>> BEGIN Data provided

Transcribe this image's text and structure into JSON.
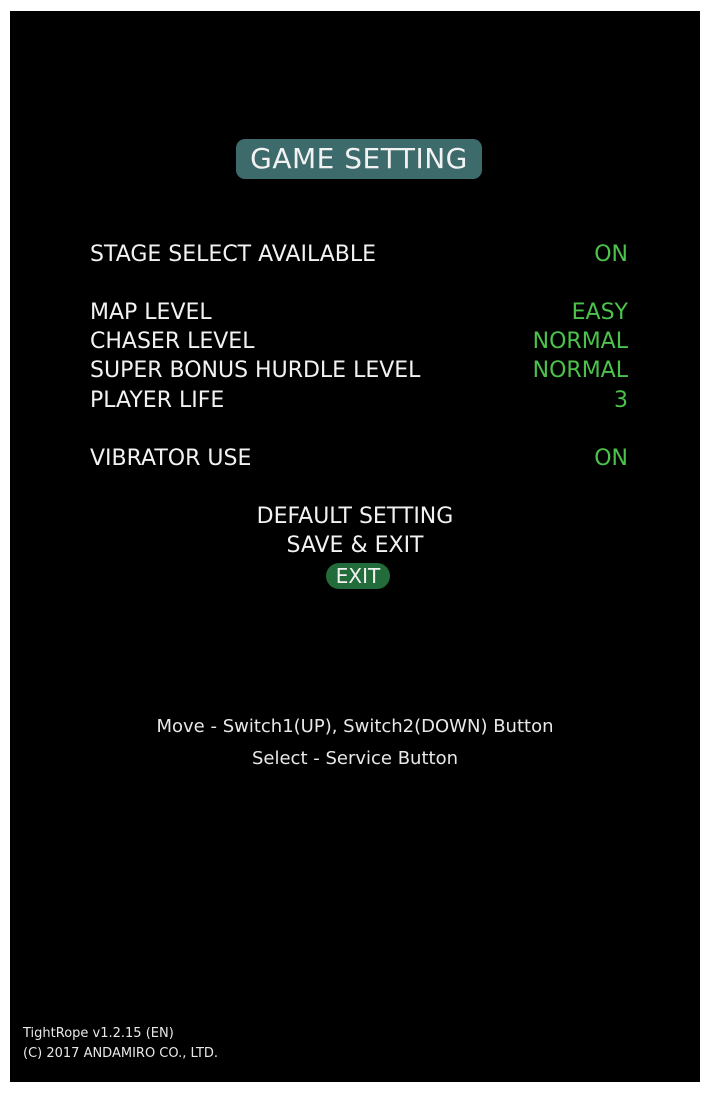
{
  "title": "GAME SETTING",
  "settings": {
    "stage_select": {
      "label": "STAGE SELECT AVAILABLE",
      "value": "ON"
    },
    "map_level": {
      "label": "MAP LEVEL",
      "value": "EASY"
    },
    "chaser_level": {
      "label": "CHASER LEVEL",
      "value": "NORMAL"
    },
    "super_bonus": {
      "label": "SUPER BONUS HURDLE LEVEL",
      "value": "NORMAL"
    },
    "player_life": {
      "label": "PLAYER LIFE",
      "value": "3"
    },
    "vibrator_use": {
      "label": "VIBRATOR USE",
      "value": "ON"
    }
  },
  "menu": {
    "default_setting": "DEFAULT SETTING",
    "save_exit": "SAVE & EXIT",
    "exit": "EXIT"
  },
  "help": {
    "move": "Move - Switch1(UP), Switch2(DOWN) Button",
    "select": "Select - Service Button"
  },
  "footer": {
    "version": "TightRope v1.2.15 (EN)",
    "copyright": "(C) 2017 ANDAMIRO CO., LTD."
  },
  "colors": {
    "background": "#000000",
    "title_badge": "#3d6a6b",
    "value_green": "#4cc24c",
    "selected_pill": "#226b3a",
    "text": "#f2f2f2"
  }
}
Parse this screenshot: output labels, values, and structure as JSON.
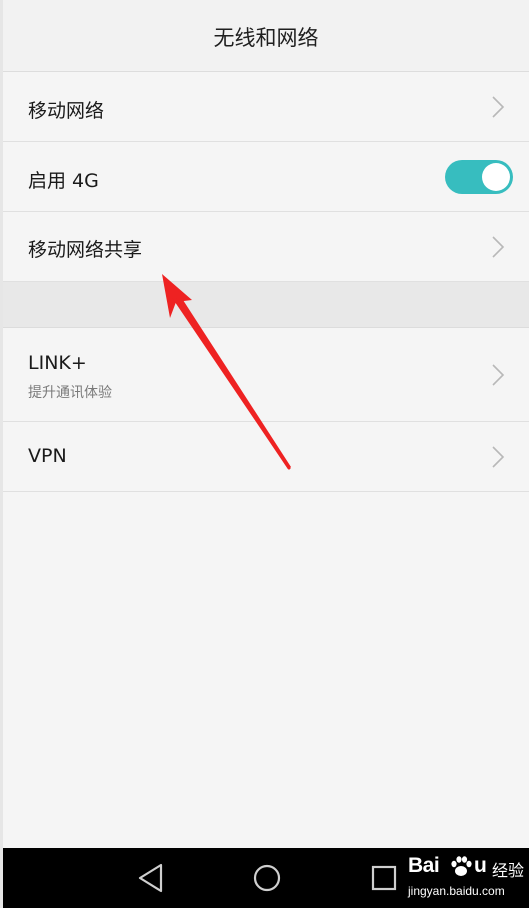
{
  "header": {
    "title": "无线和网络"
  },
  "rows": [
    {
      "label": "移动网络",
      "icon": "chevron-right-icon"
    },
    {
      "label": "启用 4G",
      "toggle": {
        "state": "on",
        "color": "#37bdbf"
      }
    },
    {
      "label": "移动网络共享",
      "icon": "chevron-right-icon"
    },
    {
      "label": "LINK+",
      "sublabel": "提升通讯体验",
      "icon": "chevron-right-icon"
    },
    {
      "label": "VPN",
      "icon": "chevron-right-icon"
    }
  ],
  "annotation": {
    "type": "red-arrow",
    "color": "#ee2222",
    "target": "移动网络共享"
  },
  "navbar": {
    "buttons": [
      {
        "name": "back",
        "icon": "triangle-back-icon"
      },
      {
        "name": "home",
        "icon": "circle-home-icon"
      },
      {
        "name": "recents",
        "icon": "square-recents-icon"
      }
    ]
  },
  "watermark": {
    "brand_left": "Bai",
    "brand_right": "u",
    "brand_cn": "经验",
    "url": "jingyan.baidu.com"
  }
}
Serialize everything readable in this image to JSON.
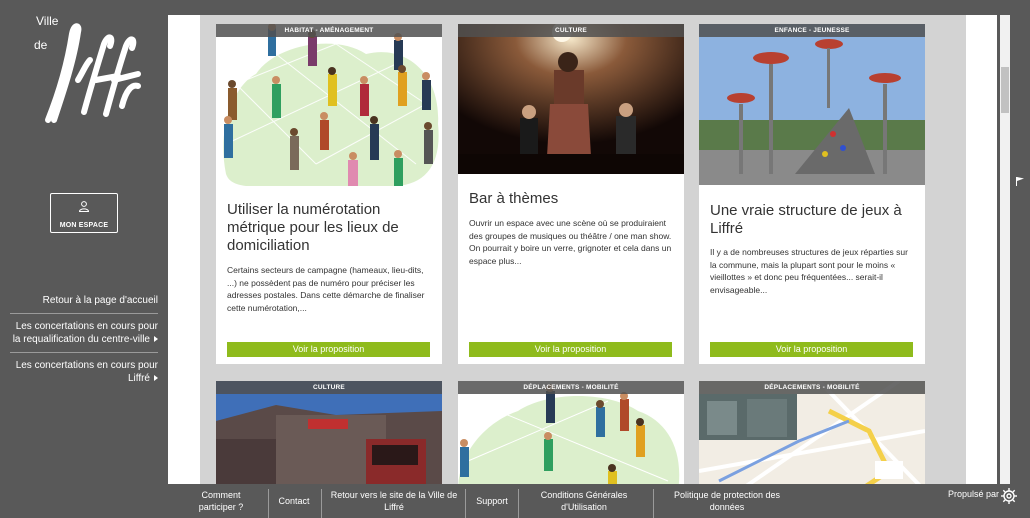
{
  "brand": {
    "ville": "Ville",
    "de": "de",
    "name": "Liffré"
  },
  "sidebar": {
    "espace_label": "MON ESPACE",
    "nav": [
      {
        "label": "Retour à la page d'accueil"
      },
      {
        "label": "Les concertations en cours pour la requalification du centre-ville"
      },
      {
        "label": "Les concertations en cours pour Liffré"
      }
    ]
  },
  "cards": [
    {
      "category": "HABITAT - AMÉNAGEMENT",
      "title": "Utiliser la numérotation métrique pour les lieux de domiciliation",
      "excerpt": "Certains secteurs de campagne (hameaux, lieu-dits, ...) ne possèdent pas de numéro pour préciser les adresses postales. Dans cette démarche de finaliser cette numérotation,...",
      "button": "Voir la proposition"
    },
    {
      "category": "CULTURE",
      "title": "Bar à thèmes",
      "excerpt": "Ouvrir un espace avec une scène où se produiraient des groupes de musiques ou théâtre / one man show. On pourrait y boire un verre, grignoter et cela dans un espace plus...",
      "button": "Voir la proposition"
    },
    {
      "category": "ENFANCE - JEUNESSE",
      "title": "Une vraie structure de jeux à Liffré",
      "excerpt": "Il y a de nombreuses structures de jeux réparties sur la commune, mais la plupart sont pour le moins « vieillottes » et donc peu fréquentées... serait-il envisageable...",
      "button": "Voir la proposition"
    },
    {
      "category": "CULTURE"
    },
    {
      "category": "DÉPLACEMENTS - MOBILITÉ"
    },
    {
      "category": "DÉPLACEMENTS - MOBILITÉ"
    }
  ],
  "footer": {
    "links": [
      {
        "label": "Comment participer ?"
      },
      {
        "label": "Contact"
      },
      {
        "label": "Retour vers le site de la Ville de Liffré"
      },
      {
        "label": "Support"
      },
      {
        "label": "Conditions Générales d'Utilisation"
      },
      {
        "label": "Politique de protection des données"
      }
    ],
    "propulse": "Propulsé par"
  },
  "colors": {
    "accent": "#8fbb1c",
    "sidebar": "#595959",
    "panel": "#d3d3d3"
  }
}
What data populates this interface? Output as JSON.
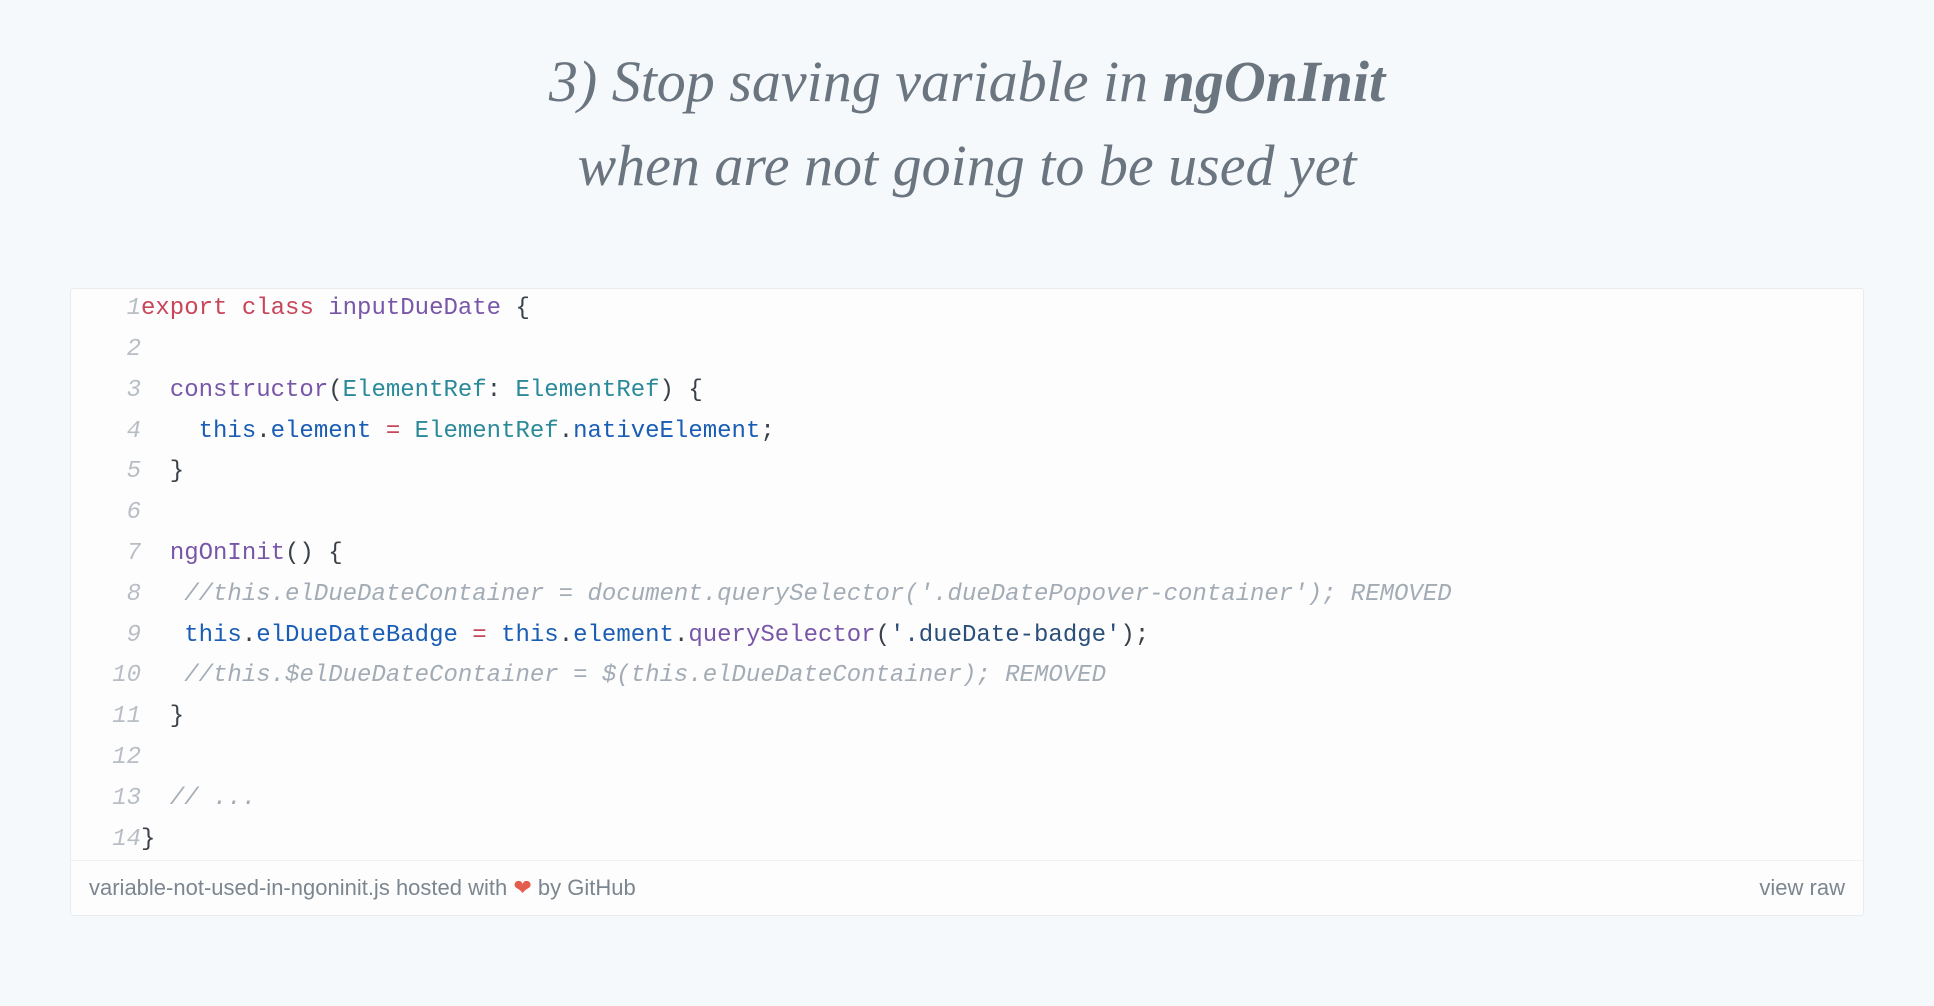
{
  "heading": {
    "prefix": "3) Stop saving variable in ",
    "bold": "ngOnInit",
    "line2": "when are not going to be used yet"
  },
  "code": {
    "lines": [
      {
        "num": "1",
        "tokens": [
          {
            "t": "export",
            "c": "kw-red"
          },
          {
            "t": " ",
            "c": ""
          },
          {
            "t": "class",
            "c": "kw-red"
          },
          {
            "t": " ",
            "c": ""
          },
          {
            "t": "inputDueDate",
            "c": "fn-purple"
          },
          {
            "t": " {",
            "c": "punct"
          }
        ]
      },
      {
        "num": "2",
        "tokens": []
      },
      {
        "num": "3",
        "tokens": [
          {
            "t": "  ",
            "c": ""
          },
          {
            "t": "constructor",
            "c": "fn-purple"
          },
          {
            "t": "(",
            "c": "punct"
          },
          {
            "t": "ElementRef",
            "c": "type-teal"
          },
          {
            "t": ": ",
            "c": "punct"
          },
          {
            "t": "ElementRef",
            "c": "type-teal"
          },
          {
            "t": ") {",
            "c": "punct"
          }
        ]
      },
      {
        "num": "4",
        "tokens": [
          {
            "t": "    ",
            "c": ""
          },
          {
            "t": "this",
            "c": "kw-blue"
          },
          {
            "t": ".",
            "c": "punct"
          },
          {
            "t": "element",
            "c": "kw-blue"
          },
          {
            "t": " ",
            "c": ""
          },
          {
            "t": "=",
            "c": "operator"
          },
          {
            "t": " ",
            "c": ""
          },
          {
            "t": "ElementRef",
            "c": "type-teal"
          },
          {
            "t": ".",
            "c": "punct"
          },
          {
            "t": "nativeElement",
            "c": "kw-blue"
          },
          {
            "t": ";",
            "c": "punct"
          }
        ]
      },
      {
        "num": "5",
        "tokens": [
          {
            "t": "  }",
            "c": "punct"
          }
        ]
      },
      {
        "num": "6",
        "tokens": []
      },
      {
        "num": "7",
        "tokens": [
          {
            "t": "  ",
            "c": ""
          },
          {
            "t": "ngOnInit",
            "c": "fn-purple"
          },
          {
            "t": "() {",
            "c": "punct"
          }
        ]
      },
      {
        "num": "8",
        "tokens": [
          {
            "t": "   ",
            "c": ""
          },
          {
            "t": "//this.elDueDateContainer = document.querySelector('.dueDatePopover-container'); REMOVED",
            "c": "comment"
          }
        ]
      },
      {
        "num": "9",
        "tokens": [
          {
            "t": "   ",
            "c": ""
          },
          {
            "t": "this",
            "c": "kw-blue"
          },
          {
            "t": ".",
            "c": "punct"
          },
          {
            "t": "elDueDateBadge",
            "c": "kw-blue"
          },
          {
            "t": " ",
            "c": ""
          },
          {
            "t": "=",
            "c": "operator"
          },
          {
            "t": " ",
            "c": ""
          },
          {
            "t": "this",
            "c": "kw-blue"
          },
          {
            "t": ".",
            "c": "punct"
          },
          {
            "t": "element",
            "c": "kw-blue"
          },
          {
            "t": ".",
            "c": "punct"
          },
          {
            "t": "querySelector",
            "c": "fn-purple"
          },
          {
            "t": "(",
            "c": "punct"
          },
          {
            "t": "'.dueDate-badge'",
            "c": "string"
          },
          {
            "t": ");",
            "c": "punct"
          }
        ]
      },
      {
        "num": "10",
        "tokens": [
          {
            "t": "   ",
            "c": ""
          },
          {
            "t": "//this.$elDueDateContainer = $(this.elDueDateContainer); REMOVED",
            "c": "comment"
          }
        ]
      },
      {
        "num": "11",
        "tokens": [
          {
            "t": "  }",
            "c": "punct"
          }
        ]
      },
      {
        "num": "12",
        "tokens": []
      },
      {
        "num": "13",
        "tokens": [
          {
            "t": "  ",
            "c": ""
          },
          {
            "t": "// ...",
            "c": "comment"
          }
        ]
      },
      {
        "num": "14",
        "tokens": [
          {
            "t": "}",
            "c": "punct"
          }
        ]
      }
    ]
  },
  "footer": {
    "filename": "variable-not-used-in-ngoninit.js",
    "hosted_with": " hosted with ",
    "heart": "❤",
    "by": " by ",
    "host": "GitHub",
    "view_raw": "view raw"
  }
}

>> END Data provided

**Task instructions:**
Where a line contains the string "variable", extract that line.

**Result of the task:**
    "prefix": "3) Stop saving variable in ",
    "filename": "variable-not-used-in-ngoninit.js",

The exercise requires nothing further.